- [Problem] In the data, extract each line that holds the string "about".

Extracted data entries
-- -- --
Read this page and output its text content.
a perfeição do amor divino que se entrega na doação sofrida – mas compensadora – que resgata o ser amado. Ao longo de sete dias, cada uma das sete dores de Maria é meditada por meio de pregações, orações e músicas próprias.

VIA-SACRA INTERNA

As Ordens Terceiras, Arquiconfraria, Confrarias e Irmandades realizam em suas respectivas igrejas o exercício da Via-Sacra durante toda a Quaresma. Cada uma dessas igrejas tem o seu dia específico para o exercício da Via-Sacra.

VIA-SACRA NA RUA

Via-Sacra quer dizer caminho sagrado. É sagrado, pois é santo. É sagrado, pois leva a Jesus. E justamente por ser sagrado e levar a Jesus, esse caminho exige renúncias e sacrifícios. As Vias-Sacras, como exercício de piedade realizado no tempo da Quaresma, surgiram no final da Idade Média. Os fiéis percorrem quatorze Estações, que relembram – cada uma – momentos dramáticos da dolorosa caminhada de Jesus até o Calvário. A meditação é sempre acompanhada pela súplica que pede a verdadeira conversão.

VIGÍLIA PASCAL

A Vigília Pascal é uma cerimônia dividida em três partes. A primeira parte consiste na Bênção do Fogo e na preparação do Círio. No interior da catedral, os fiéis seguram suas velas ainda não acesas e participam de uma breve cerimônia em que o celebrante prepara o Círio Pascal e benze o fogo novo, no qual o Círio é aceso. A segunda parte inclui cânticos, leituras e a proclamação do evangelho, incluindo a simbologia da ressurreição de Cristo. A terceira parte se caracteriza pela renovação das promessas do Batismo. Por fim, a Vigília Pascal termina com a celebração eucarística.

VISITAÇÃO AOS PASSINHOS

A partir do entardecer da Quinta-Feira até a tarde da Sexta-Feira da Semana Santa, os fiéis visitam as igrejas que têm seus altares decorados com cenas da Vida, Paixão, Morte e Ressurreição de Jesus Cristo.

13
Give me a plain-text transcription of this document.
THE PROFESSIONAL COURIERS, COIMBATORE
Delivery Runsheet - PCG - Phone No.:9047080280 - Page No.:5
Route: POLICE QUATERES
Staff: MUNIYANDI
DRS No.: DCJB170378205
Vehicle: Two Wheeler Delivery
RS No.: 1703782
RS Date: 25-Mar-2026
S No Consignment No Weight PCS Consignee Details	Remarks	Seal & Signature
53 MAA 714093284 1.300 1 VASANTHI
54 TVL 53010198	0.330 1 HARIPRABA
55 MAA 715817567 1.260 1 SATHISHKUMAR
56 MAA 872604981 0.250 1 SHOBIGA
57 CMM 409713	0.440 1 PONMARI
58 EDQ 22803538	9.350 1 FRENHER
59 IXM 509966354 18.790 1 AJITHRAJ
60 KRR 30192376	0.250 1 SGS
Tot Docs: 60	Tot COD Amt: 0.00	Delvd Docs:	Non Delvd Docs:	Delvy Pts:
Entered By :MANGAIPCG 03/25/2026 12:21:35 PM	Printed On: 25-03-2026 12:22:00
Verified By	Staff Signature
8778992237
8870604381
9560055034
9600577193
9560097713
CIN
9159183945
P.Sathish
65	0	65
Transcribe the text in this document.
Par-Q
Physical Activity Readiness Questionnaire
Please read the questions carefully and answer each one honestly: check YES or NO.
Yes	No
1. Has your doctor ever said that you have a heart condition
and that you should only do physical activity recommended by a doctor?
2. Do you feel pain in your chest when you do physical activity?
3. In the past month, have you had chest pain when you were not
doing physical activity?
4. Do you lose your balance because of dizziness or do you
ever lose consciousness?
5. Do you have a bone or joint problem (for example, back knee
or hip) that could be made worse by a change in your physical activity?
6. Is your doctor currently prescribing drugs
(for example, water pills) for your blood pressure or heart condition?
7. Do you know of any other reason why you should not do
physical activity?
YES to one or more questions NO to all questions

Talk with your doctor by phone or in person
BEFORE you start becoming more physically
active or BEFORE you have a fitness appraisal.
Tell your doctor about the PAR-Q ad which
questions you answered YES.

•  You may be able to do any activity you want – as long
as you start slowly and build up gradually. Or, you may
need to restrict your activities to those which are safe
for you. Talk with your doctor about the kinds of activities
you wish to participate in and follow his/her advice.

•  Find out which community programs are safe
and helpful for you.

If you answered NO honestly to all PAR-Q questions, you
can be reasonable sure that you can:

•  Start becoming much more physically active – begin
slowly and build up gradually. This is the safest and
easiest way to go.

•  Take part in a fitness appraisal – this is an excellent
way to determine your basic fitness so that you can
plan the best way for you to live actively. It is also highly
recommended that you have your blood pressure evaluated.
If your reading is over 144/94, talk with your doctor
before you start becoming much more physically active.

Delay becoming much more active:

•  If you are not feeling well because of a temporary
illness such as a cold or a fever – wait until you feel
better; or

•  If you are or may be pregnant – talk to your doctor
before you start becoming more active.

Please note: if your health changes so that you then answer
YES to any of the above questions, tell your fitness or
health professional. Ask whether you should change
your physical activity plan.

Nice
-- -- --
- [Result of the exercise]
Tell your doctor about the PAR-Q ad which
for you. Talk with your doctor about the kinds of activities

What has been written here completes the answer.